[Figure contents as structured data]
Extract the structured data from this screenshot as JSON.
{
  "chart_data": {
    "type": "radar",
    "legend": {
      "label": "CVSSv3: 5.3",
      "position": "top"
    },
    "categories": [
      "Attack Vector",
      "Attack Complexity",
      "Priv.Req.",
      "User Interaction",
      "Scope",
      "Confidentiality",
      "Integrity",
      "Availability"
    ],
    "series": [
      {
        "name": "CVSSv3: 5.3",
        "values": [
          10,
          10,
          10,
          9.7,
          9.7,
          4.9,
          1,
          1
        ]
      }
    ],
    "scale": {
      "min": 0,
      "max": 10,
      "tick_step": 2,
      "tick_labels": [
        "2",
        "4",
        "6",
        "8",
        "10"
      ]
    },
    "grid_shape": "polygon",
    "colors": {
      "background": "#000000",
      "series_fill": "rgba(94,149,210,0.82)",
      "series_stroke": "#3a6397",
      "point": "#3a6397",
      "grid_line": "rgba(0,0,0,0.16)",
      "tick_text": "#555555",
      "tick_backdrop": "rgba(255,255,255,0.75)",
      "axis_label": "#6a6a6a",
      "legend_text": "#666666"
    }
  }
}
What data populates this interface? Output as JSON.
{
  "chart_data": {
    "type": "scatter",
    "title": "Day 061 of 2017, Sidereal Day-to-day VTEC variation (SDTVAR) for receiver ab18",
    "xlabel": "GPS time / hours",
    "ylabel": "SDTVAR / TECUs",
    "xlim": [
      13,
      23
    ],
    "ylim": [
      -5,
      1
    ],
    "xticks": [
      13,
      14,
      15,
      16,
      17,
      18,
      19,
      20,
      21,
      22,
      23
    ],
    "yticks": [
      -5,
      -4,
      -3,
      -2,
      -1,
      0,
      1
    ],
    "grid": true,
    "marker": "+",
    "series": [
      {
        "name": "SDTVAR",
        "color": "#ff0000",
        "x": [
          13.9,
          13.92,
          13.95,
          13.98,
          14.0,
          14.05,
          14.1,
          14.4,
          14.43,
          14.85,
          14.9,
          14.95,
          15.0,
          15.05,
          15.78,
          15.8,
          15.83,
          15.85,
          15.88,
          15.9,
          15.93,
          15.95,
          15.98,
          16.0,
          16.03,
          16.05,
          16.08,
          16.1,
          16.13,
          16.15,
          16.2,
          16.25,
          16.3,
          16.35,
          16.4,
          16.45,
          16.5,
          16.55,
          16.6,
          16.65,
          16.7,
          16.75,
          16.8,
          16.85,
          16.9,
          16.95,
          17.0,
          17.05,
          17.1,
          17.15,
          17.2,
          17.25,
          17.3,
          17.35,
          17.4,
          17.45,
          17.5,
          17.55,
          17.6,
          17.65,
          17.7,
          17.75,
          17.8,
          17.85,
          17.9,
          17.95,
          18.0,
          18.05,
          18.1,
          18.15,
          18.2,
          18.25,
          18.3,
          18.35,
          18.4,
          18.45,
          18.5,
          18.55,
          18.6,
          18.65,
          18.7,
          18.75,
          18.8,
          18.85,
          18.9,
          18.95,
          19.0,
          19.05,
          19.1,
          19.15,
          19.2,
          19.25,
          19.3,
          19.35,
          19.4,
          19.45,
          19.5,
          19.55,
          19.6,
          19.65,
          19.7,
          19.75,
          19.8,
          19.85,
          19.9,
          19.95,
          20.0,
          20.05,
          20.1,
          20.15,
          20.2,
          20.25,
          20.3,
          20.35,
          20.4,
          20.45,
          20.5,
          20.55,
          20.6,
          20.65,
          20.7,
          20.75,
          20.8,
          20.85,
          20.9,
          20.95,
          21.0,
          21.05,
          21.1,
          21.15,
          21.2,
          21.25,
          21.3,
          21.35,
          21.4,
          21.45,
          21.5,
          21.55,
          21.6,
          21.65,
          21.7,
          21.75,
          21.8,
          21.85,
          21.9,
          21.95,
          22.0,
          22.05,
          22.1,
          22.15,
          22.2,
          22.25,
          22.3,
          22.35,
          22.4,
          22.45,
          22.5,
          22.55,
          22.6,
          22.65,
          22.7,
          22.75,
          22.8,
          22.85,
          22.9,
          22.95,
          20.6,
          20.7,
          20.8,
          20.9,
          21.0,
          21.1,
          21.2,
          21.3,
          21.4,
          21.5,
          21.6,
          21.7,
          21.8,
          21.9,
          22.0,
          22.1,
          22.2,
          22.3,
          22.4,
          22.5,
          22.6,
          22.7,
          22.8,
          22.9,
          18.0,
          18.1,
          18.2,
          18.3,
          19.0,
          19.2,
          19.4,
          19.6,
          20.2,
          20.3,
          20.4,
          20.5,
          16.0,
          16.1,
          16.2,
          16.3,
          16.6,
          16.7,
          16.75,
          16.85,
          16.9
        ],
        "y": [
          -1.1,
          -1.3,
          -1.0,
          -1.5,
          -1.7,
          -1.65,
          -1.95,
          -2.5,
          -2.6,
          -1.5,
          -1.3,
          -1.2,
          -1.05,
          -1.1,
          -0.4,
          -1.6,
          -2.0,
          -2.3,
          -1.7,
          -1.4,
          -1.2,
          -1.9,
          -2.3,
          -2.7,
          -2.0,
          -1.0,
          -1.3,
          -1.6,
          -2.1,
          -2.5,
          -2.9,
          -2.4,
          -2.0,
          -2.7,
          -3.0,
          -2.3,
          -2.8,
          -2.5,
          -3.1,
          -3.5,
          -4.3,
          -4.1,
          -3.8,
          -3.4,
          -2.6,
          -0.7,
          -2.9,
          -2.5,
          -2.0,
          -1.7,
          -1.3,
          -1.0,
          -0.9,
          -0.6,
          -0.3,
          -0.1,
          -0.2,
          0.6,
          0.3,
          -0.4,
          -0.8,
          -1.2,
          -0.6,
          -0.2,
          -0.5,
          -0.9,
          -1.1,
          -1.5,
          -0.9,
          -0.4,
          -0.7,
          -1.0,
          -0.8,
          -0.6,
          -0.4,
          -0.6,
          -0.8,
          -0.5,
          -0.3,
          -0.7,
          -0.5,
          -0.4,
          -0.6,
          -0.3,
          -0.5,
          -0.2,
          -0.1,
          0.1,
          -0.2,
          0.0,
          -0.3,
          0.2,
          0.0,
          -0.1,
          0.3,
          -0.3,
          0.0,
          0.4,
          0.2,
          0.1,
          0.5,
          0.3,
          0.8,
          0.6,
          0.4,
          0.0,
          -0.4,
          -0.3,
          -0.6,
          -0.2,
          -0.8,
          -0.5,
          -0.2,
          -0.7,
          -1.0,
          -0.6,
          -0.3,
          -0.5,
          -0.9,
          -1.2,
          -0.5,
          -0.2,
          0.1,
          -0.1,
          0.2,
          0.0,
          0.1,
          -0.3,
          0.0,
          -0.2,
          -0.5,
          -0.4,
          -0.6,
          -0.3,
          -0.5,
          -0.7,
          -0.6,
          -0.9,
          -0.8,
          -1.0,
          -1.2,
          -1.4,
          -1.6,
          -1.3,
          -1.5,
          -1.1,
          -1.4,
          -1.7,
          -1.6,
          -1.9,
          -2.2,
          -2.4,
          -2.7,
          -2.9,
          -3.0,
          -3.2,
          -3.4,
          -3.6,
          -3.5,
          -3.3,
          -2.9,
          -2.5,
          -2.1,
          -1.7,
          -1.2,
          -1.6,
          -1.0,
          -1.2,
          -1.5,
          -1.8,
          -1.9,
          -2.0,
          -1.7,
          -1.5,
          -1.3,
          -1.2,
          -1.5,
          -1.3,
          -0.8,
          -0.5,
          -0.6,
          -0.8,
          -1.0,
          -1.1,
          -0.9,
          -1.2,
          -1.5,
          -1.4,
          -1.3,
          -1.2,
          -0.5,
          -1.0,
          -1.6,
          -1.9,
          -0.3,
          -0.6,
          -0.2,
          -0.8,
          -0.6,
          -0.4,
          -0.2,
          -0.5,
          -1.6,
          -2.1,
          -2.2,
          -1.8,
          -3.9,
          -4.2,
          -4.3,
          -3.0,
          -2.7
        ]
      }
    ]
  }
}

### Task to carry out
Take every line above carrying "this" and return it.

### Worked solution
Extract the structured data from this screenshot as JSON.
What data populates this interface? Output as JSON.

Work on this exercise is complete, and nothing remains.